## Start

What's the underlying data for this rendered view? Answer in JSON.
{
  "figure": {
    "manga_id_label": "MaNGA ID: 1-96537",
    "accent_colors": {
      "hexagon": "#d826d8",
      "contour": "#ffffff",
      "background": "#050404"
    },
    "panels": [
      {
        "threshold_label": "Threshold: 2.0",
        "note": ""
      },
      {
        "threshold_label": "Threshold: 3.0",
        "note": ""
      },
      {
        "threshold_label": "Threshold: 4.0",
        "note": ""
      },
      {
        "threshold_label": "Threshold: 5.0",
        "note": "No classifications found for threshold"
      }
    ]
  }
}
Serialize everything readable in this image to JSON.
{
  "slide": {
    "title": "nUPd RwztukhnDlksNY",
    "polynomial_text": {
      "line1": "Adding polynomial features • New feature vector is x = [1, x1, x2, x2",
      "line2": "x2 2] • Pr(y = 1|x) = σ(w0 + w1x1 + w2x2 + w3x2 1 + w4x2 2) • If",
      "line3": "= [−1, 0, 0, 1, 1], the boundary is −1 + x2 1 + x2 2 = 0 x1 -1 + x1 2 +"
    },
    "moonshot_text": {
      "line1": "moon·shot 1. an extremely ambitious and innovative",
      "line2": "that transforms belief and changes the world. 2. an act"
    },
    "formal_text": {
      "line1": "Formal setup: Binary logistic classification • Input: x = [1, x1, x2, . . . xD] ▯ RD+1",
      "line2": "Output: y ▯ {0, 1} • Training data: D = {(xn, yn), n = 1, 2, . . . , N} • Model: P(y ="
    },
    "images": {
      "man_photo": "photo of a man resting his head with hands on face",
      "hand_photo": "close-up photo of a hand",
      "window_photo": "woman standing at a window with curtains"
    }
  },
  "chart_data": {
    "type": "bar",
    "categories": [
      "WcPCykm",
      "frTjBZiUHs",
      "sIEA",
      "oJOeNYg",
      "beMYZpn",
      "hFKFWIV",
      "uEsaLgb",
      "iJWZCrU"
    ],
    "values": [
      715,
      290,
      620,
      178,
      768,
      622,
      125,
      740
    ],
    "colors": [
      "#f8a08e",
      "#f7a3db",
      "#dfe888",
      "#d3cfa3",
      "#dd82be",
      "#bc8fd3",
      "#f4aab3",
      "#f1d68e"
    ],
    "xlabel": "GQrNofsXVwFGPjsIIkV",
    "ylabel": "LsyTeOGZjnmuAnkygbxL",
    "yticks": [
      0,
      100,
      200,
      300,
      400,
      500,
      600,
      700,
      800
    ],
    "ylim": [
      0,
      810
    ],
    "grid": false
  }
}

## End

▶ **TASK DETAILS**:
Each record above should be repeated exactly as it appears.

▶ **ANSWER TO THE PROBLEM**:
What's the underlying data for this rendered view? Answer in JSON.
{
  "figure": {
    "manga_id_label": "MaNGA ID: 1-96537",
    "accent_colors": {
      "hexagon": "#d826d8",
      "contour": "#ffffff",
      "background": "#050404"
    },
    "panels": [
      {
        "threshold_label": "Threshold: 2.0",
        "note": ""
      },
      {
        "threshold_label": "Threshold: 3.0",
        "note": ""
      },
      {
        "threshold_label": "Threshold: 4.0",
        "note": ""
      },
      {
        "threshold_label": "Threshold: 5.0",
        "note": "No classifications found for threshold"
      }
    ]
  }
}
Serialize everything readable in this image to JSON.
{
  "slide": {
    "title": "nUPd RwztukhnDlksNY",
    "polynomial_text": {
      "line1": "Adding polynomial features • New feature vector is x = [1, x1, x2, x2",
      "line2": "x2 2] • Pr(y = 1|x) = σ(w0 + w1x1 + w2x2 + w3x2 1 + w4x2 2) • If",
      "line3": "= [−1, 0, 0, 1, 1], the boundary is −1 + x2 1 + x2 2 = 0 x1 -1 + x1 2 +"
    },
    "moonshot_text": {
      "line1": "moon·shot 1. an extremely ambitious and innovative",
      "line2": "that transforms belief and changes the world. 2. an act"
    },
    "formal_text": {
      "line1": "Formal setup: Binary logistic classification • Input: x = [1, x1, x2, . . . xD] ▯ RD+1",
      "line2": "Output: y ▯ {0, 1} • Training data: D = {(xn, yn), n = 1, 2, . . . , N} • Model: P(y ="
    },
    "images": {
      "man_photo": "photo of a man resting his head with hands on face",
      "hand_photo": "close-up photo of a hand",
      "window_photo": "woman standing at a window with curtains"
    }
  },
  "chart_data": {
    "type": "bar",
    "categories": [
      "WcPCykm",
      "frTjBZiUHs",
      "sIEA",
      "oJOeNYg",
      "beMYZpn",
      "hFKFWIV",
      "uEsaLgb",
      "iJWZCrU"
    ],
    "values": [
      715,
      290,
      620,
      178,
      768,
      622,
      125,
      740
    ],
    "colors": [
      "#f8a08e",
      "#f7a3db",
      "#dfe888",
      "#d3cfa3",
      "#dd82be",
      "#bc8fd3",
      "#f4aab3",
      "#f1d68e"
    ],
    "xlabel": "GQrNofsXVwFGPjsIIkV",
    "ylabel": "LsyTeOGZjnmuAnkygbxL",
    "yticks": [
      0,
      100,
      200,
      300,
      400,
      500,
      600,
      700,
      800
    ],
    "ylim": [
      0,
      810
    ],
    "grid": false
  }
}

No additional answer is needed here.